==== Provided material
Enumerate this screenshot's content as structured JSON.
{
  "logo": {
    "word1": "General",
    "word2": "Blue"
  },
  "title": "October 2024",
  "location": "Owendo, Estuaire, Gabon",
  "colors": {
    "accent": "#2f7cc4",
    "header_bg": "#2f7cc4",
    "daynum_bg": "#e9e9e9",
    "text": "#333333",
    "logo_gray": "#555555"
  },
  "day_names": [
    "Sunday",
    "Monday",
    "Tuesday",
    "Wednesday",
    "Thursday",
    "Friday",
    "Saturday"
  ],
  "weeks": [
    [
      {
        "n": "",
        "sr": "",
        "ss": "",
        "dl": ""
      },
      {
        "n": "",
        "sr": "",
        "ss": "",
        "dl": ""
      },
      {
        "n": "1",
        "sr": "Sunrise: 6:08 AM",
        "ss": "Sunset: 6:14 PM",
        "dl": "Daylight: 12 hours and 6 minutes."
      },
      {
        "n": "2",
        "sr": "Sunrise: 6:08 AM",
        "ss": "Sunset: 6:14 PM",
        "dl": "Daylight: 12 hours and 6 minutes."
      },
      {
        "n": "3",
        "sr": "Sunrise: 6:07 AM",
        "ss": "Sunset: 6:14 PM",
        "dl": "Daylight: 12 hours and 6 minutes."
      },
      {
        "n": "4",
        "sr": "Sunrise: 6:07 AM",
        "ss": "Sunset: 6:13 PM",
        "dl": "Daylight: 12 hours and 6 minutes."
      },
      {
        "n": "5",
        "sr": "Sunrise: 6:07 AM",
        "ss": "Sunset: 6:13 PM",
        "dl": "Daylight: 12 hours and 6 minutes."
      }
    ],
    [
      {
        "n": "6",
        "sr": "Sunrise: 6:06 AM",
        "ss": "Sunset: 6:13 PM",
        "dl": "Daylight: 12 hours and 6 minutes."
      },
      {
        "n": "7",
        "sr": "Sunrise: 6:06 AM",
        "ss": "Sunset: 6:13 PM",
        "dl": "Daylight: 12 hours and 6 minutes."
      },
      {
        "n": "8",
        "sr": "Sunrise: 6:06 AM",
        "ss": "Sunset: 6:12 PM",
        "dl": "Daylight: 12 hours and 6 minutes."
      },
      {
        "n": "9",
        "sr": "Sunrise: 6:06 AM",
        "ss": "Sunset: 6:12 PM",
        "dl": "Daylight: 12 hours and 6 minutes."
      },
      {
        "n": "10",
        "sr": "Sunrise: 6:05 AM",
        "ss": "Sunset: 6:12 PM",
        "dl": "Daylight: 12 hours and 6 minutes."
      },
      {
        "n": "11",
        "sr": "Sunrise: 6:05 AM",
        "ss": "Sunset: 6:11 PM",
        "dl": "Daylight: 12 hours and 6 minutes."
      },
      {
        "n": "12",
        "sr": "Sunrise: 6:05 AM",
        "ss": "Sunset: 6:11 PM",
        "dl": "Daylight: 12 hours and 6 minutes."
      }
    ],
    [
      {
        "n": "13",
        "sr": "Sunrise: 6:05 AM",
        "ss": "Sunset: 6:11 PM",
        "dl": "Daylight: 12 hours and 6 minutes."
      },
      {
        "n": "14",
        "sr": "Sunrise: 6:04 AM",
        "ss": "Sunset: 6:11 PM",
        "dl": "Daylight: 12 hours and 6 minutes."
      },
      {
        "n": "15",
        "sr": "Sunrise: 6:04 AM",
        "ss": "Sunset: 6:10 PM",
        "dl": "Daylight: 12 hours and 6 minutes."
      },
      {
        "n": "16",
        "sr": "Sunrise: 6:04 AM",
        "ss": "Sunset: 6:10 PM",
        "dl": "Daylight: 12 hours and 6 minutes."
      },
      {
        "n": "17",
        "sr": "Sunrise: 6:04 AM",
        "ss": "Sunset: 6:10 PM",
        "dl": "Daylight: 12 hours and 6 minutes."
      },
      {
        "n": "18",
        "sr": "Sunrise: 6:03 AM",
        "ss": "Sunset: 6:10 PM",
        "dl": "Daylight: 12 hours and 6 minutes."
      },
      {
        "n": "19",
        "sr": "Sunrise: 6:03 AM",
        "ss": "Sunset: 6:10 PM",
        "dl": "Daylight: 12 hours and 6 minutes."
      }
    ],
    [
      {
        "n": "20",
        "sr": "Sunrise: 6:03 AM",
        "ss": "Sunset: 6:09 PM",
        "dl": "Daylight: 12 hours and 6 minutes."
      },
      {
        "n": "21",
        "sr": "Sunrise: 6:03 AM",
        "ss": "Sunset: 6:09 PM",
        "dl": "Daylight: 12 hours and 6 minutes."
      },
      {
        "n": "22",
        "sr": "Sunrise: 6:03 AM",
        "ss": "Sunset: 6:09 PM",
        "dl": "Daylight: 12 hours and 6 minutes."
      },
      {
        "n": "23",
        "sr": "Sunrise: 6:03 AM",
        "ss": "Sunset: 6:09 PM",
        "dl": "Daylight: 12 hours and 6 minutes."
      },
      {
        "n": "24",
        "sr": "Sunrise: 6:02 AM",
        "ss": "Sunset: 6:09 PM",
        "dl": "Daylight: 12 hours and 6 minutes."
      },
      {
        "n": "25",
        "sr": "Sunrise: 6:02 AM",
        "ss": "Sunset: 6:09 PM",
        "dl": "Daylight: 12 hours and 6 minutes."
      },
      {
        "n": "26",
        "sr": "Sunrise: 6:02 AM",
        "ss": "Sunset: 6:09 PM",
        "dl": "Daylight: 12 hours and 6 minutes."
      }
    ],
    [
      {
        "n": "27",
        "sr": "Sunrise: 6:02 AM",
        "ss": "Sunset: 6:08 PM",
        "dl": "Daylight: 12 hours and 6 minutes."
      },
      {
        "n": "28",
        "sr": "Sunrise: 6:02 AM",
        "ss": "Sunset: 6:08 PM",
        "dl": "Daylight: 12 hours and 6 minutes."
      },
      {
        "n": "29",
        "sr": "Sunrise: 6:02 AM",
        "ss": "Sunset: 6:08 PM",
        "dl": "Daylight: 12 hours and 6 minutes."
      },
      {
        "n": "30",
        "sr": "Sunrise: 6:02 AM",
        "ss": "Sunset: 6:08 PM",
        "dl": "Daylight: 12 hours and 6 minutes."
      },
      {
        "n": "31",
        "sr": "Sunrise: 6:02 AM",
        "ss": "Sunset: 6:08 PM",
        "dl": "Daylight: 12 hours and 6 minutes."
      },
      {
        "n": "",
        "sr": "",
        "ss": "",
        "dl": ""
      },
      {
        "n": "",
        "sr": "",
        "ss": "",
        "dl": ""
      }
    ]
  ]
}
========
- The exercise
Each line in the material above must be retyped without alteration.

- Final result
Enumerate this screenshot's content as structured JSON.
{
  "logo": {
    "word1": "General",
    "word2": "Blue"
  },
  "title": "October 2024",
  "location": "Owendo, Estuaire, Gabon",
  "colors": {
    "accent": "#2f7cc4",
    "header_bg": "#2f7cc4",
    "daynum_bg": "#e9e9e9",
    "text": "#333333",
    "logo_gray": "#555555"
  },
  "day_names": [
    "Sunday",
    "Monday",
    "Tuesday",
    "Wednesday",
    "Thursday",
    "Friday",
    "Saturday"
  ],
  "weeks": [
    [
      {
        "n": "",
        "sr": "",
        "ss": "",
        "dl": ""
      },
      {
        "n": "",
        "sr": "",
        "ss": "",
        "dl": ""
      },
      {
        "n": "1",
        "sr": "Sunrise: 6:08 AM",
        "ss": "Sunset: 6:14 PM",
        "dl": "Daylight: 12 hours and 6 minutes."
      },
      {
        "n": "2",
        "sr": "Sunrise: 6:08 AM",
        "ss": "Sunset: 6:14 PM",
        "dl": "Daylight: 12 hours and 6 minutes."
      },
      {
        "n": "3",
        "sr": "Sunrise: 6:07 AM",
        "ss": "Sunset: 6:14 PM",
        "dl": "Daylight: 12 hours and 6 minutes."
      },
      {
        "n": "4",
        "sr": "Sunrise: 6:07 AM",
        "ss": "Sunset: 6:13 PM",
        "dl": "Daylight: 12 hours and 6 minutes."
      },
      {
        "n": "5",
        "sr": "Sunrise: 6:07 AM",
        "ss": "Sunset: 6:13 PM",
        "dl": "Daylight: 12 hours and 6 minutes."
      }
    ],
    [
      {
        "n": "6",
        "sr": "Sunrise: 6:06 AM",
        "ss": "Sunset: 6:13 PM",
        "dl": "Daylight: 12 hours and 6 minutes."
      },
      {
        "n": "7",
        "sr": "Sunrise: 6:06 AM",
        "ss": "Sunset: 6:13 PM",
        "dl": "Daylight: 12 hours and 6 minutes."
      },
      {
        "n": "8",
        "sr": "Sunrise: 6:06 AM",
        "ss": "Sunset: 6:12 PM",
        "dl": "Daylight: 12 hours and 6 minutes."
      },
      {
        "n": "9",
        "sr": "Sunrise: 6:06 AM",
        "ss": "Sunset: 6:12 PM",
        "dl": "Daylight: 12 hours and 6 minutes."
      },
      {
        "n": "10",
        "sr": "Sunrise: 6:05 AM",
        "ss": "Sunset: 6:12 PM",
        "dl": "Daylight: 12 hours and 6 minutes."
      },
      {
        "n": "11",
        "sr": "Sunrise: 6:05 AM",
        "ss": "Sunset: 6:11 PM",
        "dl": "Daylight: 12 hours and 6 minutes."
      },
      {
        "n": "12",
        "sr": "Sunrise: 6:05 AM",
        "ss": "Sunset: 6:11 PM",
        "dl": "Daylight: 12 hours and 6 minutes."
      }
    ],
    [
      {
        "n": "13",
        "sr": "Sunrise: 6:05 AM",
        "ss": "Sunset: 6:11 PM",
        "dl": "Daylight: 12 hours and 6 minutes."
      },
      {
        "n": "14",
        "sr": "Sunrise: 6:04 AM",
        "ss": "Sunset: 6:11 PM",
        "dl": "Daylight: 12 hours and 6 minutes."
      },
      {
        "n": "15",
        "sr": "Sunrise: 6:04 AM",
        "ss": "Sunset: 6:10 PM",
        "dl": "Daylight: 12 hours and 6 minutes."
      },
      {
        "n": "16",
        "sr": "Sunrise: 6:04 AM",
        "ss": "Sunset: 6:10 PM",
        "dl": "Daylight: 12 hours and 6 minutes."
      },
      {
        "n": "17",
        "sr": "Sunrise: 6:04 AM",
        "ss": "Sunset: 6:10 PM",
        "dl": "Daylight: 12 hours and 6 minutes."
      },
      {
        "n": "18",
        "sr": "Sunrise: 6:03 AM",
        "ss": "Sunset: 6:10 PM",
        "dl": "Daylight: 12 hours and 6 minutes."
      },
      {
        "n": "19",
        "sr": "Sunrise: 6:03 AM",
        "ss": "Sunset: 6:10 PM",
        "dl": "Daylight: 12 hours and 6 minutes."
      }
    ],
    [
      {
        "n": "20",
        "sr": "Sunrise: 6:03 AM",
        "ss": "Sunset: 6:09 PM",
        "dl": "Daylight: 12 hours and 6 minutes."
      },
      {
        "n": "21",
        "sr": "Sunrise: 6:03 AM",
        "ss": "Sunset: 6:09 PM",
        "dl": "Daylight: 12 hours and 6 minutes."
      },
      {
        "n": "22",
        "sr": "Sunrise: 6:03 AM",
        "ss": "Sunset: 6:09 PM",
        "dl": "Daylight: 12 hours and 6 minutes."
      },
      {
        "n": "23",
        "sr": "Sunrise: 6:03 AM",
        "ss": "Sunset: 6:09 PM",
        "dl": "Daylight: 12 hours and 6 minutes."
      },
      {
        "n": "24",
        "sr": "Sunrise: 6:02 AM",
        "ss": "Sunset: 6:09 PM",
        "dl": "Daylight: 12 hours and 6 minutes."
      },
      {
        "n": "25",
        "sr": "Sunrise: 6:02 AM",
        "ss": "Sunset: 6:09 PM",
        "dl": "Daylight: 12 hours and 6 minutes."
      },
      {
        "n": "26",
        "sr": "Sunrise: 6:02 AM",
        "ss": "Sunset: 6:09 PM",
        "dl": "Daylight: 12 hours and 6 minutes."
      }
    ],
    [
      {
        "n": "27",
        "sr": "Sunrise: 6:02 AM",
        "ss": "Sunset: 6:08 PM",
        "dl": "Daylight: 12 hours and 6 minutes."
      },
      {
        "n": "28",
        "sr": "Sunrise: 6:02 AM",
        "ss": "Sunset: 6:08 PM",
        "dl": "Daylight: 12 hours and 6 minutes."
      },
      {
        "n": "29",
        "sr": "Sunrise: 6:02 AM",
        "ss": "Sunset: 6:08 PM",
        "dl": "Daylight: 12 hours and 6 minutes."
      },
      {
        "n": "30",
        "sr": "Sunrise: 6:02 AM",
        "ss": "Sunset: 6:08 PM",
        "dl": "Daylight: 12 hours and 6 minutes."
      },
      {
        "n": "31",
        "sr": "Sunrise: 6:02 AM",
        "ss": "Sunset: 6:08 PM",
        "dl": "Daylight: 12 hours and 6 minutes."
      },
      {
        "n": "",
        "sr": "",
        "ss": "",
        "dl": ""
      },
      {
        "n": "",
        "sr": "",
        "ss": "",
        "dl": ""
      }
    ]
  ]
}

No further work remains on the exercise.